Return the lines where the word "ופעולה" occurs.

────────────────────────────────────────

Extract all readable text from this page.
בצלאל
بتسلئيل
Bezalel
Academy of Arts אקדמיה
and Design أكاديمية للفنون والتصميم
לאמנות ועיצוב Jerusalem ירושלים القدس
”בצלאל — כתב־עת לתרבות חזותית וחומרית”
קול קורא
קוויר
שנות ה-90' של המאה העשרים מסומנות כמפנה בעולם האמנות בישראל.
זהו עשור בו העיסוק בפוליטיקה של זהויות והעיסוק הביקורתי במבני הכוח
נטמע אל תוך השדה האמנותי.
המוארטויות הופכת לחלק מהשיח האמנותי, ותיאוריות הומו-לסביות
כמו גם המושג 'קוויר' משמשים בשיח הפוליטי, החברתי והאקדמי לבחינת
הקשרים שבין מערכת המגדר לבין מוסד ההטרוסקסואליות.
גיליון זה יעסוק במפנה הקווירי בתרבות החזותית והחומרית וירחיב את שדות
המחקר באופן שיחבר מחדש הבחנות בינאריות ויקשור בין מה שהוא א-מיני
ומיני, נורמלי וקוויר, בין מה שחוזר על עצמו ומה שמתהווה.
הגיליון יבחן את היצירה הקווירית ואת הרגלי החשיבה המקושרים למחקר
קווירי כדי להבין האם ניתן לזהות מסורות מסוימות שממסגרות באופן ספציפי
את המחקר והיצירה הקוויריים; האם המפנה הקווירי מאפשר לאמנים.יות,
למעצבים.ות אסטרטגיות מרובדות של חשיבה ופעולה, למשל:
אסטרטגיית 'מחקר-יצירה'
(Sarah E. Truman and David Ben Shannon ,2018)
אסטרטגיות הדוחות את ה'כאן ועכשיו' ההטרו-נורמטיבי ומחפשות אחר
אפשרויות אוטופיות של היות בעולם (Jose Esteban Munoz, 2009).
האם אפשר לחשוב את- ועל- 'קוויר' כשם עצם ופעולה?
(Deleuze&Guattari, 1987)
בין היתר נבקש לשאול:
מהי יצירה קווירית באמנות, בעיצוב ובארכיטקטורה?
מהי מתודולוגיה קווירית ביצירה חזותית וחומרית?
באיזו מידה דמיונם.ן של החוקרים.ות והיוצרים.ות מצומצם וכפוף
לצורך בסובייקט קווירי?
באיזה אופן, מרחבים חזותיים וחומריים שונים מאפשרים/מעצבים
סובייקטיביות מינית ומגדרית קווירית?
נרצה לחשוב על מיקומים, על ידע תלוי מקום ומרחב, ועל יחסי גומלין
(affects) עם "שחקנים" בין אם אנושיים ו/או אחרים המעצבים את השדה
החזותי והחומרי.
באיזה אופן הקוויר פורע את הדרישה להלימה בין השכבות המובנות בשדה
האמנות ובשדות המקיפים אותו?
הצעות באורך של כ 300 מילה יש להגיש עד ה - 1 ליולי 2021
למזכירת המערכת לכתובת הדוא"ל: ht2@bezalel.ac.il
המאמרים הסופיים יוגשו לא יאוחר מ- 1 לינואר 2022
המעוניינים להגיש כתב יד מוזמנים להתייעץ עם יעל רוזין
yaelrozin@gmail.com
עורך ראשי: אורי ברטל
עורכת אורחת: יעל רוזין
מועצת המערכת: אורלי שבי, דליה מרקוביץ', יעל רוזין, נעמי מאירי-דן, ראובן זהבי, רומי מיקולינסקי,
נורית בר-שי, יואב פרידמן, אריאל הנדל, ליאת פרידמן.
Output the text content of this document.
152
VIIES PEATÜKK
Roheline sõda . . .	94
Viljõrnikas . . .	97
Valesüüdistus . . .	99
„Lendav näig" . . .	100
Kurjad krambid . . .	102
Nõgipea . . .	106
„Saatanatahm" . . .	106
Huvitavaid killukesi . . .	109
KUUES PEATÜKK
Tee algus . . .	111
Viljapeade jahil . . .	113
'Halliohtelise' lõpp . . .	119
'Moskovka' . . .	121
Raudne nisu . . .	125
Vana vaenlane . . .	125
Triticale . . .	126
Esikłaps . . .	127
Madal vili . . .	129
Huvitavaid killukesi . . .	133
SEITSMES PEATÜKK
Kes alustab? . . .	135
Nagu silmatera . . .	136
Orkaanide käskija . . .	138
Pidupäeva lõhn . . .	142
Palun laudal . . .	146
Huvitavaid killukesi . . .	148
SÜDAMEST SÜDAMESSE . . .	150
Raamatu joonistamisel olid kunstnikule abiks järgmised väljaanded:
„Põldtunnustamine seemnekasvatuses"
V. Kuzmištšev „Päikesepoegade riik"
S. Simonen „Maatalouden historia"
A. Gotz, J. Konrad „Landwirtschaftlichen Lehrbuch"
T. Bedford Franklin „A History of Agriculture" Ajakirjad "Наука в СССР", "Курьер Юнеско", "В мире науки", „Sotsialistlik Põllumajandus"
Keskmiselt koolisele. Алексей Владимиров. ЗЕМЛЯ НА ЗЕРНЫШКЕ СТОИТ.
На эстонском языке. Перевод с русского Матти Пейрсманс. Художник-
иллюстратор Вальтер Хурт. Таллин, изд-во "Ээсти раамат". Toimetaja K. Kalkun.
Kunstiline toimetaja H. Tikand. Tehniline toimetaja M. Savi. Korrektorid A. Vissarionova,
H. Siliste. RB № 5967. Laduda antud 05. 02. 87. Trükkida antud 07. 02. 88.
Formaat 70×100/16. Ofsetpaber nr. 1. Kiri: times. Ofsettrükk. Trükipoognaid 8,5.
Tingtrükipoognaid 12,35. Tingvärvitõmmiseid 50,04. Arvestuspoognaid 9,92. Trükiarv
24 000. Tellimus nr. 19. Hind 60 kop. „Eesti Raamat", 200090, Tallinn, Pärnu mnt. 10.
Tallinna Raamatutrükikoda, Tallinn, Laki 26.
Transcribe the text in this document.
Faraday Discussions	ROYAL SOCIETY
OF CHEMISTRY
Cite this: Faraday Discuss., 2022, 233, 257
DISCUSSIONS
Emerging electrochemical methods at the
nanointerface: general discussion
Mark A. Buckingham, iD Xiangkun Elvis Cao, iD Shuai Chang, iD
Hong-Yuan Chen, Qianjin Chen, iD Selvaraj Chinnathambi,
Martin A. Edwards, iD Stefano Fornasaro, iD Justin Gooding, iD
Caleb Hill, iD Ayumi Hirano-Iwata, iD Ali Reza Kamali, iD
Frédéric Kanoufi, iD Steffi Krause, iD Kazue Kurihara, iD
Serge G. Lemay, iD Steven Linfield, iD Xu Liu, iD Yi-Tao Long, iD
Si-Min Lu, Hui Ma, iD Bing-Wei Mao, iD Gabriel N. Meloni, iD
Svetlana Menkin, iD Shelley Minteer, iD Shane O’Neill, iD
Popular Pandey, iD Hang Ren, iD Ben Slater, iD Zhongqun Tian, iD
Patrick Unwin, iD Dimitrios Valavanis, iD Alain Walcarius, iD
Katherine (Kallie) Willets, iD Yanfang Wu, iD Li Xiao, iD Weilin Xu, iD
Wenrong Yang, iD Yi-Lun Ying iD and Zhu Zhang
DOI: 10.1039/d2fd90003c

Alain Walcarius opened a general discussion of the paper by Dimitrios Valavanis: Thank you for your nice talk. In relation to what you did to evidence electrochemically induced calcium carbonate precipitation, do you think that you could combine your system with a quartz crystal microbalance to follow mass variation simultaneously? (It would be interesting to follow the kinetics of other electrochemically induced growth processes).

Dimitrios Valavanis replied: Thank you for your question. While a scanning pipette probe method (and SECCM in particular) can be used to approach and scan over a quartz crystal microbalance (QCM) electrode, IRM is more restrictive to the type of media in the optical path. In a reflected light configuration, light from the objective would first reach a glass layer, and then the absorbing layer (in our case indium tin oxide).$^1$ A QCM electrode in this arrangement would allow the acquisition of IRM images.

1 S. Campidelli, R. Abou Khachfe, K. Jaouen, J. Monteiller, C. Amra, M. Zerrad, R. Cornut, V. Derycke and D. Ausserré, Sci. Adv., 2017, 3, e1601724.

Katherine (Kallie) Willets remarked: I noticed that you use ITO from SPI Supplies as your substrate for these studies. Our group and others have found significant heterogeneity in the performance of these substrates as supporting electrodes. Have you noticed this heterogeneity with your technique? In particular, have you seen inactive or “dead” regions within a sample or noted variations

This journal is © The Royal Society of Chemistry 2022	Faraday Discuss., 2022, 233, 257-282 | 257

────────────────────────────────────────

▶ **COMPLETED EXERCISE**:
למעצבים.ות אסטרטגיות מרובדות של חשיבה ופעולה, למשל:
האם אפשר לחשוב את- ועל- 'קוויר' כשם עצם ופעולה?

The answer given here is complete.